- **Saved data entries**
--- start ---
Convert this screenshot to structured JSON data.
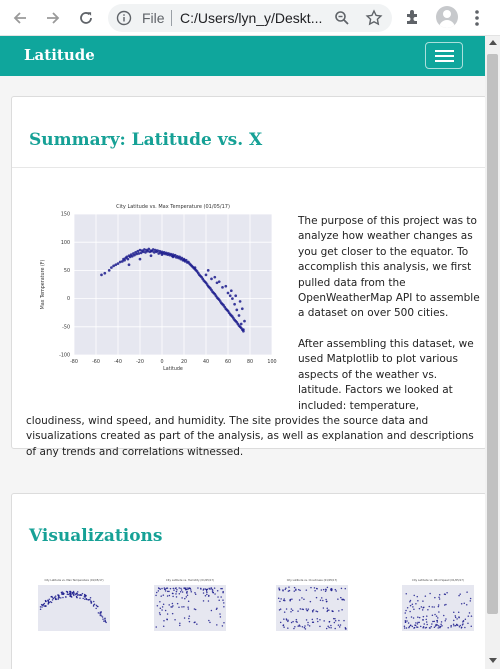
{
  "browser": {
    "omnibox_scheme": "File",
    "omnibox_url": "C:/Users/lyn_y/Deskt..."
  },
  "site": {
    "brand": "Latitude"
  },
  "summary": {
    "title": "Summary: Latitude vs. X",
    "paragraph_1": "The purpose of this project was to analyze how weather changes as you get closer to the equator. To accomplish this analysis, we first pulled data from the OpenWeatherMap API to assemble a dataset on over 500 cities.",
    "paragraph_2": "After assembling this dataset, we used Matplotlib to plot various aspects of the weather vs. latitude. Factors we looked at included: temperature,",
    "paragraph_3": "cloudiness, wind speed, and humidity. The site provides the source data and visualizations created as part of the analysis, as well as explanation and descriptions of any trends and correlations witnessed."
  },
  "visualizations": {
    "title": "Visualizations"
  },
  "chart_data": {
    "type": "scatter",
    "title": "City Latitude vs. Max Temperature (01/05/17)",
    "xlabel": "Latitude",
    "ylabel": "Max Temperature (F)",
    "xlim": [
      -80,
      100
    ],
    "ylim": [
      -100,
      150
    ],
    "xticks": [
      -80,
      -60,
      -40,
      -20,
      0,
      20,
      40,
      60,
      80,
      100
    ],
    "yticks": [
      -100,
      -50,
      0,
      50,
      100,
      150
    ],
    "grid": true,
    "series": [
      {
        "marker_color": "#1a1a8c",
        "x": [
          -55,
          -52,
          -48,
          -46,
          -44,
          -42,
          -40,
          -38,
          -36,
          -35,
          -34,
          -33,
          -32,
          -31,
          -30,
          -29,
          -28,
          -27,
          -26,
          -25,
          -24,
          -23,
          -22,
          -21,
          -20,
          -19,
          -18,
          -17,
          -16,
          -15,
          -14,
          -13,
          -12,
          -11,
          -10,
          -9,
          -8,
          -7,
          -6,
          -5,
          -4,
          -3,
          -2,
          -1,
          0,
          1,
          2,
          3,
          4,
          5,
          6,
          7,
          8,
          9,
          10,
          11,
          12,
          13,
          14,
          15,
          16,
          17,
          18,
          19,
          20,
          21,
          22,
          23,
          24,
          25,
          26,
          27,
          28,
          29,
          30,
          31,
          32,
          33,
          34,
          35,
          36,
          37,
          38,
          39,
          40,
          41,
          42,
          43,
          44,
          45,
          46,
          47,
          48,
          49,
          50,
          51,
          52,
          53,
          54,
          55,
          56,
          57,
          58,
          59,
          60,
          61,
          62,
          63,
          64,
          65,
          66,
          67,
          68,
          69,
          70,
          71,
          72,
          73,
          74,
          75,
          -30,
          -20,
          -10,
          0,
          10,
          20,
          30,
          40,
          45,
          50,
          55,
          60,
          62,
          64,
          66,
          68,
          70,
          72,
          74,
          42,
          48,
          52,
          58,
          63,
          67,
          71,
          73
        ],
        "y": [
          42,
          45,
          50,
          55,
          58,
          60,
          62,
          65,
          66,
          70,
          68,
          72,
          74,
          70,
          76,
          74,
          78,
          75,
          80,
          77,
          82,
          79,
          84,
          80,
          86,
          81,
          85,
          83,
          87,
          82,
          86,
          84,
          88,
          83,
          85,
          84,
          87,
          82,
          86,
          83,
          85,
          80,
          84,
          81,
          83,
          80,
          82,
          79,
          81,
          78,
          80,
          77,
          79,
          76,
          78,
          75,
          77,
          73,
          75,
          72,
          74,
          70,
          72,
          68,
          70,
          66,
          68,
          64,
          65,
          62,
          60,
          58,
          56,
          54,
          52,
          50,
          48,
          45,
          42,
          40,
          38,
          35,
          32,
          30,
          28,
          25,
          22,
          20,
          18,
          15,
          12,
          10,
          8,
          5,
          2,
          0,
          -2,
          -5,
          -8,
          -10,
          -12,
          -15,
          -18,
          -20,
          -22,
          -25,
          -28,
          -30,
          -32,
          -35,
          -38,
          -40,
          -42,
          -45,
          -48,
          -50,
          -52,
          -55,
          -58,
          -40,
          60,
          70,
          76,
          78,
          74,
          68,
          55,
          42,
          35,
          28,
          20,
          10,
          5,
          0,
          -10,
          -20,
          -30,
          -45,
          -55,
          50,
          38,
          30,
          22,
          14,
          5,
          -5,
          -18
        ]
      }
    ]
  },
  "thumbnail_charts": [
    {
      "title": "City Latitude vs. Max Temperature (01/05/17)",
      "pattern": "arch"
    },
    {
      "title": "City Latitude vs. Humidity (01/05/17)",
      "pattern": "top-band"
    },
    {
      "title": "City Latitude vs. Cloudiness (01/05/17)",
      "pattern": "bands"
    },
    {
      "title": "City Latitude vs. Wind Speed (01/05/17)",
      "pattern": "low-band"
    }
  ]
}
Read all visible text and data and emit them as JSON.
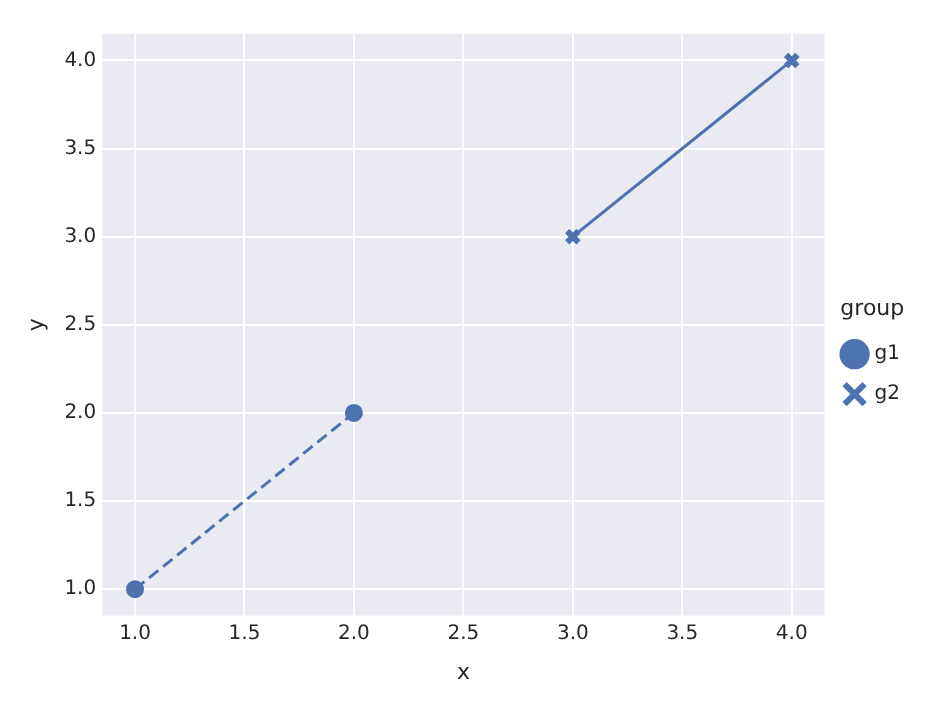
{
  "chart_data": {
    "type": "line",
    "xlabel": "x",
    "ylabel": "y",
    "legend_title": "group",
    "series": [
      {
        "name": "g1",
        "color": "#4c72b0",
        "x": [
          1.0,
          2.0
        ],
        "values": [
          1.0,
          2.0
        ],
        "marker": "circle",
        "line_style": "dashed"
      },
      {
        "name": "g2",
        "color": "#4c72b0",
        "x": [
          3.0,
          4.0
        ],
        "values": [
          3.0,
          4.0
        ],
        "marker": "cross",
        "line_style": "solid"
      }
    ],
    "xlim": [
      0.85,
      4.15
    ],
    "xticks": [
      {
        "value": 1,
        "label": "1.0"
      },
      {
        "value": 1.5,
        "label": "1.5"
      },
      {
        "value": 2,
        "label": "2.0"
      },
      {
        "value": 2.5,
        "label": "2.5"
      },
      {
        "value": 3,
        "label": "3.0"
      },
      {
        "value": 3.5,
        "label": "3.5"
      },
      {
        "value": 4,
        "label": "4.0"
      }
    ],
    "ylim": [
      0.85,
      4.15
    ],
    "yticks": [
      {
        "value": 1,
        "label": "1.0"
      },
      {
        "value": 1.5,
        "label": "1.5"
      },
      {
        "value": 2,
        "label": "2.0"
      },
      {
        "value": 2.5,
        "label": "2.5"
      },
      {
        "value": 3,
        "label": "3.0"
      },
      {
        "value": 3.5,
        "label": "3.5"
      },
      {
        "value": 4,
        "label": "4.0"
      }
    ],
    "grid": true,
    "legend": "right"
  }
}
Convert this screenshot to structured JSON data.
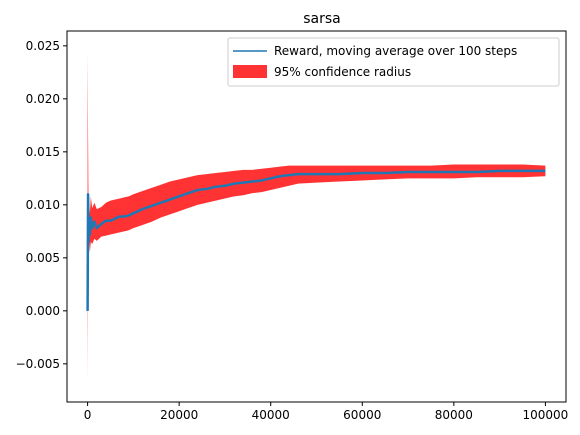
{
  "chart_data": {
    "type": "line",
    "title": "sarsa",
    "xlabel": "",
    "ylabel": "",
    "xlim": [
      -4500,
      104500
    ],
    "ylim": [
      -0.0086,
      0.0264
    ],
    "xticks": [
      0,
      20000,
      40000,
      60000,
      80000,
      100000
    ],
    "xtick_labels": [
      "0",
      "20000",
      "40000",
      "60000",
      "80000",
      "100000"
    ],
    "yticks": [
      -0.005,
      0.0,
      0.005,
      0.01,
      0.015,
      0.02,
      0.025
    ],
    "ytick_labels": [
      "−0.005",
      "0.000",
      "0.005",
      "0.010",
      "0.015",
      "0.020",
      "0.025"
    ],
    "grid": false,
    "legend_position": "upper right",
    "series": [
      {
        "name": "Reward, moving average over 100 steps",
        "kind": "line",
        "color": "#1f77b4",
        "x": [
          0,
          100,
          200,
          300,
          500,
          700,
          1000,
          1500,
          2000,
          3000,
          4000,
          5000,
          6000,
          7000,
          8000,
          9000,
          10000,
          12000,
          14000,
          16000,
          18000,
          20000,
          22000,
          24000,
          26000,
          28000,
          30000,
          32000,
          34000,
          36000,
          38000,
          40000,
          42000,
          44000,
          46000,
          50000,
          55000,
          60000,
          65000,
          70000,
          75000,
          80000,
          85000,
          90000,
          95000,
          100000
        ],
        "y": [
          0.0,
          0.011,
          0.0065,
          0.0085,
          0.0072,
          0.0088,
          0.0078,
          0.0084,
          0.0078,
          0.0082,
          0.0085,
          0.0085,
          0.0087,
          0.0089,
          0.0089,
          0.009,
          0.0092,
          0.0096,
          0.0099,
          0.0102,
          0.0105,
          0.0108,
          0.0111,
          0.0114,
          0.0115,
          0.0117,
          0.0118,
          0.012,
          0.0121,
          0.0122,
          0.0123,
          0.0125,
          0.0127,
          0.0128,
          0.0129,
          0.0129,
          0.0129,
          0.013,
          0.013,
          0.0131,
          0.0131,
          0.0131,
          0.0131,
          0.0132,
          0.0132,
          0.0132
        ]
      },
      {
        "name": "95% confidence radius",
        "kind": "band",
        "color": "#ff0000",
        "x": [
          0,
          100,
          200,
          300,
          500,
          700,
          1000,
          1500,
          2000,
          3000,
          4000,
          5000,
          6000,
          7000,
          8000,
          9000,
          10000,
          12000,
          14000,
          16000,
          18000,
          20000,
          22000,
          24000,
          26000,
          28000,
          30000,
          32000,
          34000,
          36000,
          38000,
          40000,
          42000,
          44000,
          46000,
          50000,
          55000,
          60000,
          65000,
          70000,
          75000,
          80000,
          85000,
          90000,
          95000,
          100000
        ],
        "lower": [
          -0.0068,
          0.0055,
          0.0045,
          0.0065,
          0.0055,
          0.0065,
          0.0063,
          0.0068,
          0.0066,
          0.007,
          0.0071,
          0.0072,
          0.0073,
          0.0074,
          0.0075,
          0.0076,
          0.0078,
          0.0081,
          0.0084,
          0.0088,
          0.0091,
          0.0094,
          0.0097,
          0.01,
          0.0102,
          0.0104,
          0.0106,
          0.0108,
          0.0109,
          0.0111,
          0.0112,
          0.0114,
          0.0116,
          0.0118,
          0.012,
          0.0121,
          0.0122,
          0.0123,
          0.0124,
          0.0125,
          0.0125,
          0.0125,
          0.0126,
          0.0126,
          0.0126,
          0.0127
        ],
        "upper": [
          0.0243,
          0.0165,
          0.0095,
          0.0105,
          0.0092,
          0.0108,
          0.0097,
          0.0102,
          0.0096,
          0.0098,
          0.0102,
          0.0104,
          0.0105,
          0.0106,
          0.0107,
          0.0108,
          0.011,
          0.0113,
          0.0116,
          0.0119,
          0.0122,
          0.0124,
          0.0126,
          0.0128,
          0.0129,
          0.013,
          0.0131,
          0.0132,
          0.0133,
          0.0133,
          0.0134,
          0.0135,
          0.0136,
          0.0137,
          0.0137,
          0.0137,
          0.0137,
          0.0137,
          0.0137,
          0.0137,
          0.0137,
          0.0138,
          0.0138,
          0.0138,
          0.0138,
          0.0137
        ]
      }
    ]
  }
}
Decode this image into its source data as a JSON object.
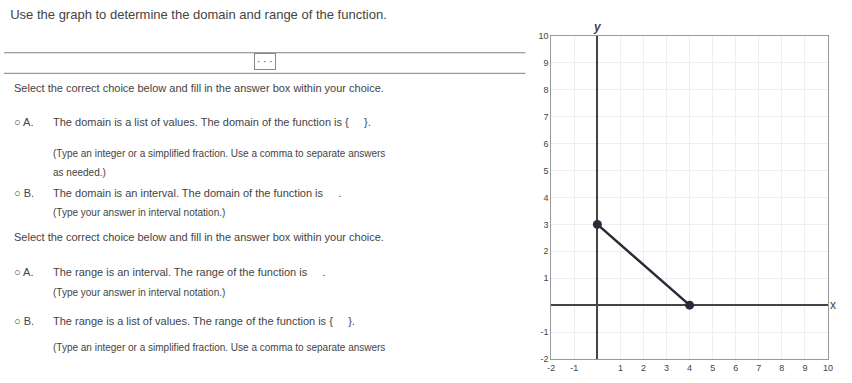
{
  "chart_data": {
    "type": "line",
    "title": "Use the graph to determine the domain and range of the function.",
    "x": [
      0,
      4
    ],
    "values": [
      3,
      0
    ],
    "color": "#2a2a3a",
    "marker": "circle",
    "xlabel": "x",
    "ylabel": "y",
    "xlim": [
      -2,
      10
    ],
    "ylim": [
      -2,
      10
    ],
    "xticks": [
      -2,
      -1,
      1,
      2,
      3,
      4,
      5,
      6,
      7,
      8,
      9,
      10
    ],
    "yticks": [
      -2,
      -1,
      1,
      2,
      3,
      4,
      5,
      6,
      7,
      8,
      9,
      10
    ],
    "grid": true,
    "annotations": [
      [
        "· · ·"
      ],
      [
        "Select the correct choice below and fill in the answer box within your choice."
      ],
      [
        "○ A.",
        "The domain is a list of values. The domain of the function is {",
        "}."
      ],
      [
        "(Type an integer or a simplified fraction. Use a comma to separate answers"
      ],
      [
        "as needed.)"
      ],
      [
        "○ B.",
        "The domain is an interval. The domain of the function is",
        "."
      ],
      [
        "(Type your answer in interval notation.)"
      ],
      [
        "Select the correct choice below and fill in the answer box within your choice."
      ],
      [
        "○ A.",
        "The range is an interval. The range of the function is",
        "."
      ],
      [
        "(Type your answer in interval notation.)"
      ],
      [
        "○ B.",
        "The range is a list of values. The range of the function is {",
        "}."
      ],
      [
        "(Type an integer or a simplified fraction. Use a comma to separate answers"
      ]
    ]
  }
}
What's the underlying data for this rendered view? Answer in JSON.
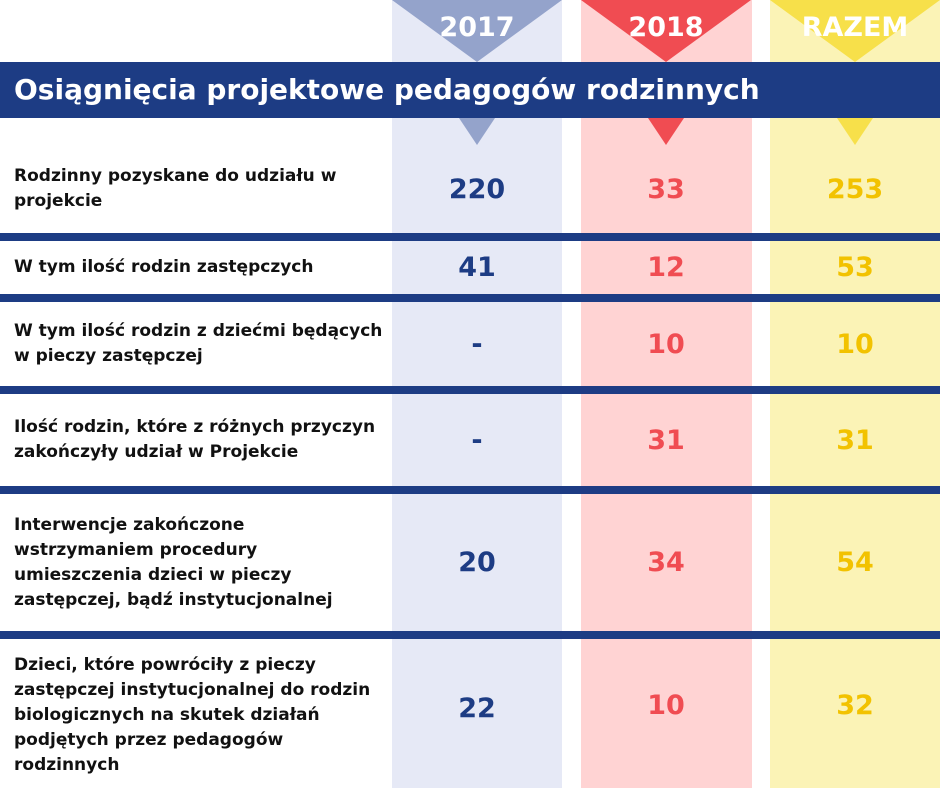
{
  "title": "Osiągnięcia projektowe pedagogów rodzinnych",
  "columns": {
    "y2017": "2017",
    "y2018": "2018",
    "razem": "RAZEM"
  },
  "colors": {
    "navy": "#1d3c84",
    "red": "#f04c52",
    "yellow": "#f2c200",
    "col_2017_bg": "#e6e9f6",
    "col_2018_bg": "#ffd3d3",
    "col_razem_bg": "#fbf3b6"
  },
  "rows": [
    {
      "label": "Rodzinny pozyskane do udziału w projekcie",
      "v2017": "220",
      "v2018": "33",
      "razem": "253"
    },
    {
      "label": "W tym ilość rodzin zastępczych",
      "v2017": "41",
      "v2018": "12",
      "razem": "53"
    },
    {
      "label": "W tym ilość rodzin z dziećmi będących w pieczy zastępczej",
      "v2017": "-",
      "v2018": "10",
      "razem": "10"
    },
    {
      "label": "Ilość rodzin, które z różnych przyczyn zakończyły udział w Projekcie",
      "v2017": "-",
      "v2018": "31",
      "razem": "31"
    },
    {
      "label": "Interwencje zakończone wstrzymaniem procedury umieszczenia dzieci w pieczy zastępczej, bądź instytucjonalnej",
      "v2017": "20",
      "v2018": "34",
      "razem": "54"
    },
    {
      "label": "Dzieci, które powróciły z pieczy zastępczej instytucjonalnej do rodzin biologicznych na skutek działań podjętych przez pedagogów rodzinnych",
      "v2017": "22",
      "v2018": "10",
      "razem": "32"
    }
  ]
}
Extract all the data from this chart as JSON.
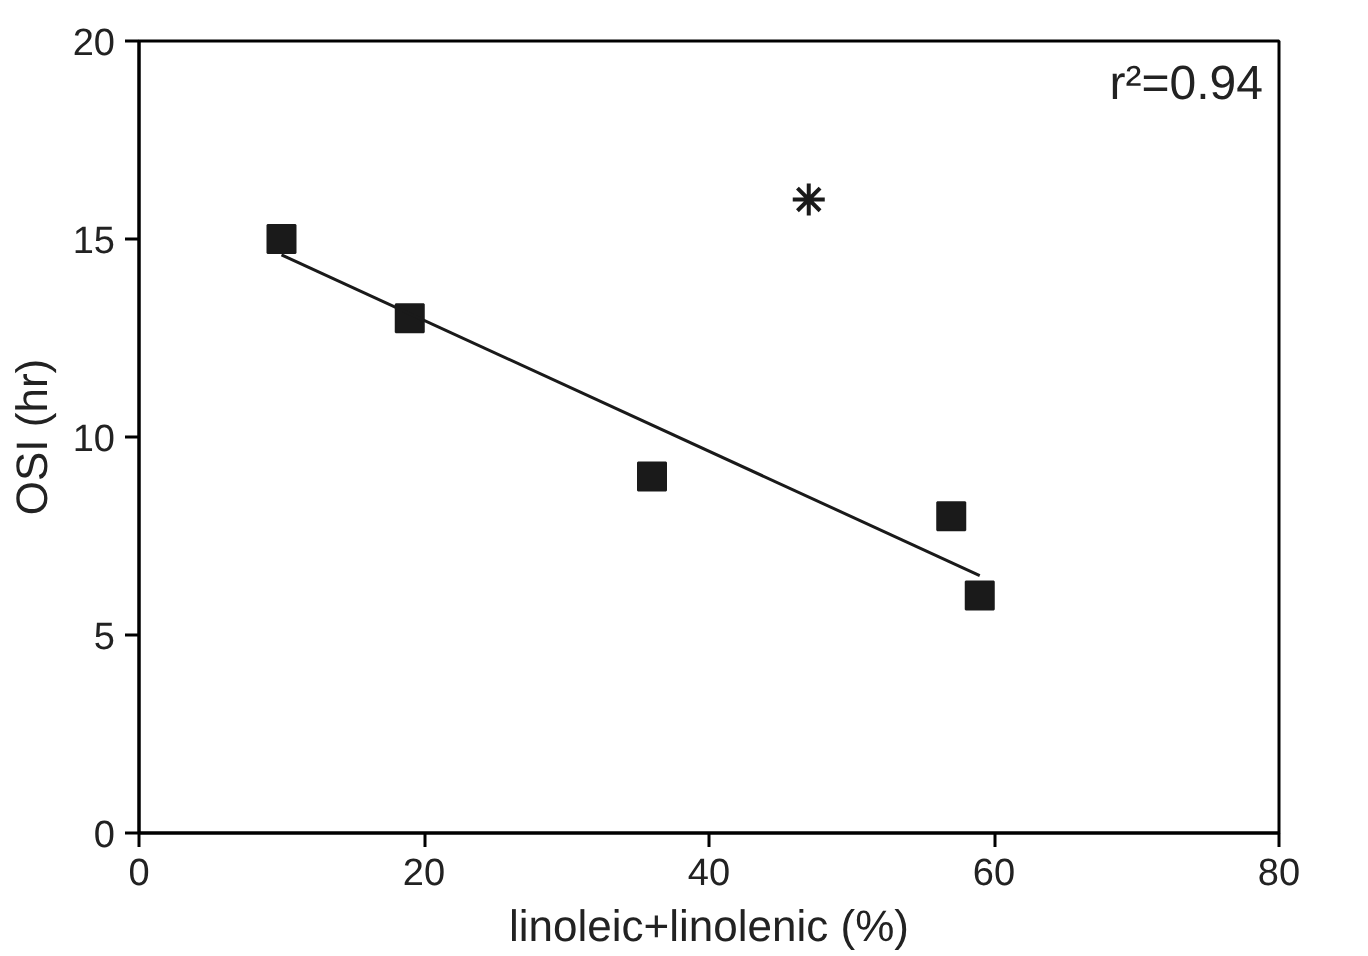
--- end ---
- **Stated goal**
For the entries shown above, give the number of lines that include the word "site", without any other text.

- **Written solution**
2